_WORK REQUIRED_.
Drop every picture, then transcribe the remaining data exactly.
--- Begin DATA TO USE ---
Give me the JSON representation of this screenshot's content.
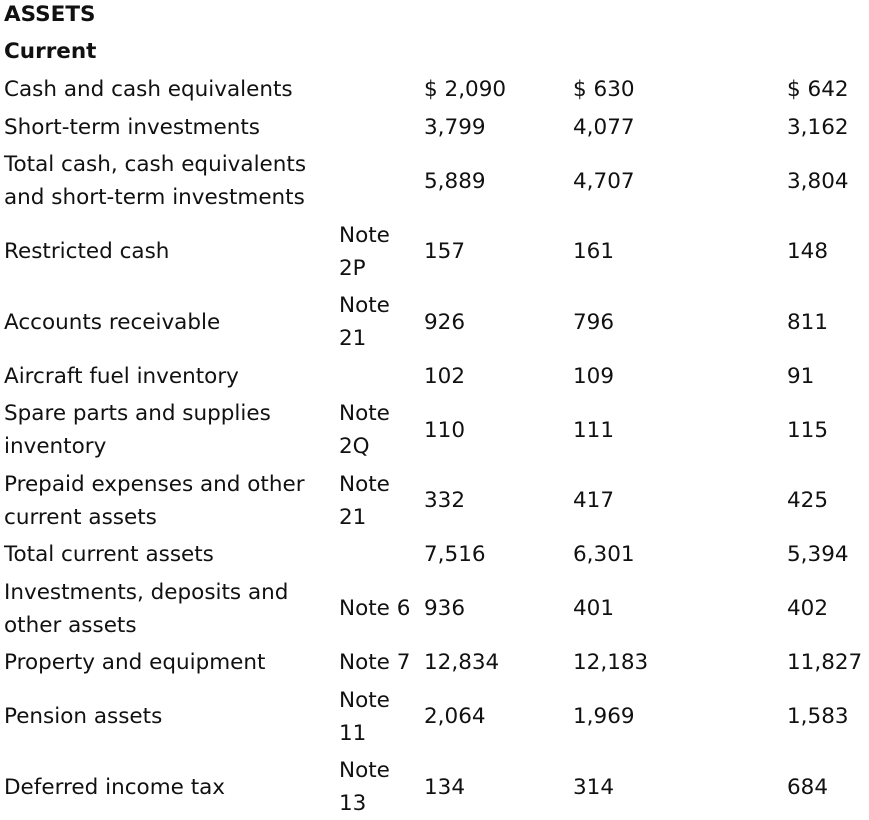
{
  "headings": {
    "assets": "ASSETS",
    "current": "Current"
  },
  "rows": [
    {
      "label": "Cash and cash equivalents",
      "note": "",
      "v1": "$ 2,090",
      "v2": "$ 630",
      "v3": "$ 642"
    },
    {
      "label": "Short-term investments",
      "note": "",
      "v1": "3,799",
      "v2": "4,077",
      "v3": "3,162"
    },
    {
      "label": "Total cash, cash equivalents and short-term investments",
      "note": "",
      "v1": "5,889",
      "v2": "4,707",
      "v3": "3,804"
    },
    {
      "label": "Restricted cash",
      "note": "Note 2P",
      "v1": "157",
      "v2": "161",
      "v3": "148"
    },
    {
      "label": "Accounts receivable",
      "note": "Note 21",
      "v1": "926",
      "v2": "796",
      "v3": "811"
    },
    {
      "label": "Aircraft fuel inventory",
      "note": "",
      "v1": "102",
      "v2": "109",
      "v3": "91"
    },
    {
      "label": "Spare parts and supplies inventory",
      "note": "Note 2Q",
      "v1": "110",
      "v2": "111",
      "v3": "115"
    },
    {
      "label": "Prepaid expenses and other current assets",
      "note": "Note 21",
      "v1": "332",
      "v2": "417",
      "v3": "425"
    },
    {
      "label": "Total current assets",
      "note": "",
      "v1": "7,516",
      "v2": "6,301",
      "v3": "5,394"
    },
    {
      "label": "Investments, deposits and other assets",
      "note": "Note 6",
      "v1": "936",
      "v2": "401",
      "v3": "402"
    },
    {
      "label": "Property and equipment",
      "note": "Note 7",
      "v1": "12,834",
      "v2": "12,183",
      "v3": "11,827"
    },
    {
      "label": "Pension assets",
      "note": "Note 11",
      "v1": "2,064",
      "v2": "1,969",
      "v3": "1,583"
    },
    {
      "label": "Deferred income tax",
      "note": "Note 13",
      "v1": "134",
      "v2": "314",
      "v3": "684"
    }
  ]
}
--- End DATA TO USE ---
_ANSWER TO THIS TASK_.
Give me the JSON representation of this screenshot's content.
{
  "headings": {
    "assets": "ASSETS",
    "current": "Current"
  },
  "rows": [
    {
      "label": "Cash and cash equivalents",
      "note": "",
      "v1": "$ 2,090",
      "v2": "$ 630",
      "v3": "$ 642"
    },
    {
      "label": "Short-term investments",
      "note": "",
      "v1": "3,799",
      "v2": "4,077",
      "v3": "3,162"
    },
    {
      "label": "Total cash, cash equivalents and short-term investments",
      "note": "",
      "v1": "5,889",
      "v2": "4,707",
      "v3": "3,804"
    },
    {
      "label": "Restricted cash",
      "note": "Note 2P",
      "v1": "157",
      "v2": "161",
      "v3": "148"
    },
    {
      "label": "Accounts receivable",
      "note": "Note 21",
      "v1": "926",
      "v2": "796",
      "v3": "811"
    },
    {
      "label": "Aircraft fuel inventory",
      "note": "",
      "v1": "102",
      "v2": "109",
      "v3": "91"
    },
    {
      "label": "Spare parts and supplies inventory",
      "note": "Note 2Q",
      "v1": "110",
      "v2": "111",
      "v3": "115"
    },
    {
      "label": "Prepaid expenses and other current assets",
      "note": "Note 21",
      "v1": "332",
      "v2": "417",
      "v3": "425"
    },
    {
      "label": "Total current assets",
      "note": "",
      "v1": "7,516",
      "v2": "6,301",
      "v3": "5,394"
    },
    {
      "label": "Investments, deposits and other assets",
      "note": "Note 6",
      "v1": "936",
      "v2": "401",
      "v3": "402"
    },
    {
      "label": "Property and equipment",
      "note": "Note 7",
      "v1": "12,834",
      "v2": "12,183",
      "v3": "11,827"
    },
    {
      "label": "Pension assets",
      "note": "Note 11",
      "v1": "2,064",
      "v2": "1,969",
      "v3": "1,583"
    },
    {
      "label": "Deferred income tax",
      "note": "Note 13",
      "v1": "134",
      "v2": "314",
      "v3": "684"
    }
  ]
}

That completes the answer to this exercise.